===== Reading text


7 comments

  1. blurtman

    Subsidy? How can businesses that were recently insolvent, and may still be insolvent, and that have committed crimes including securities fraud and money laundering borrow at near zero rates? It defies reality. These same institutions mark up the cost of credit to individuals that have much better credit ratings than the banks themselves.

    1. OpenThePodBayDoorsHAL

      Government guarantee was “cheaper than the alternatives”? There was a point right after they guaranteed the first $148 billion for Citi (from a total of > $400M in guarantees) when they could have bought each and every last share of Citi common stock for $70B. And now we have the toothless, bloated, expensive, and completely worthless Dodd-Frank. Sorry, folks, the system is totally and utterly corrupted from top to bottom, East to West, North to South. The only thing that will work now is pitchforks.

  2. beene

    Debt based money systems have been bankrupting governments (tax payers) since its conception. It has always relied on inflation of money supply and the tax payer picking up the bill when it fails.

    Credit Money: How it Works and Why it Fails
    “The best part of part 3 is dispelling the myth of the Rubinites that there is a multiplier effect by giving the banks money instead of debtors.”

==========
===== Recorded data

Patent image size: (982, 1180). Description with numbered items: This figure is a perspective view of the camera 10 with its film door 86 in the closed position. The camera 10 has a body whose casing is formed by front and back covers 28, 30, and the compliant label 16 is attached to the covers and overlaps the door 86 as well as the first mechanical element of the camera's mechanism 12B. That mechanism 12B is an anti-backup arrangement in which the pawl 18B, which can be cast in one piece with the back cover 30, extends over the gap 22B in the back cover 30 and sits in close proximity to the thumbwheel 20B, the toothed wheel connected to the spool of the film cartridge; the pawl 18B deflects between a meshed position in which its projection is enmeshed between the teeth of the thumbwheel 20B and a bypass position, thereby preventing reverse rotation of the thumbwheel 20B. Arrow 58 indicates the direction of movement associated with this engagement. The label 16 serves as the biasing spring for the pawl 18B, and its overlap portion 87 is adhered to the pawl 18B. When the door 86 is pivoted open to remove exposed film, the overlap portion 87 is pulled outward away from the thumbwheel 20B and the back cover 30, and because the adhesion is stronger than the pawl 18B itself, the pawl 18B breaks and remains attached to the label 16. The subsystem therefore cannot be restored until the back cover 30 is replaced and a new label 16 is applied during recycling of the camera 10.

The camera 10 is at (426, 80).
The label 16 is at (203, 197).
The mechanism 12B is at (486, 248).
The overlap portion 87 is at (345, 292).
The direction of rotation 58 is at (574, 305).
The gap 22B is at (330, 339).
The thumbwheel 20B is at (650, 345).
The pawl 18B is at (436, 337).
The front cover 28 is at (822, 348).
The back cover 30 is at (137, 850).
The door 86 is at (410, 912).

==========

→ **Requirement**
Repeat the comment thread word for word, from "Government guarantee was" up to and including "when it fails.".

→ **Written solution**
Government guarantee was “cheaper than the alternatives”? There was a point right after they guaranteed the first $148 billion for Citi (from a total of > $400M in guarantees) when they could have bought each and every last share of Citi common stock for $70B. And now we have the toothless, bloated, expensive, and completely worthless Dodd-Frank. Sorry, folks, the system is totally and utterly corrupted from top to bottom, East to West, North to South. The only thing that will work now is pitchforks.

  2. beene

    Debt based money systems have been bankrupting governments (tax payers) since its conception. It has always relied on inflation of money supply and the tax payer picking up the bill when it fails.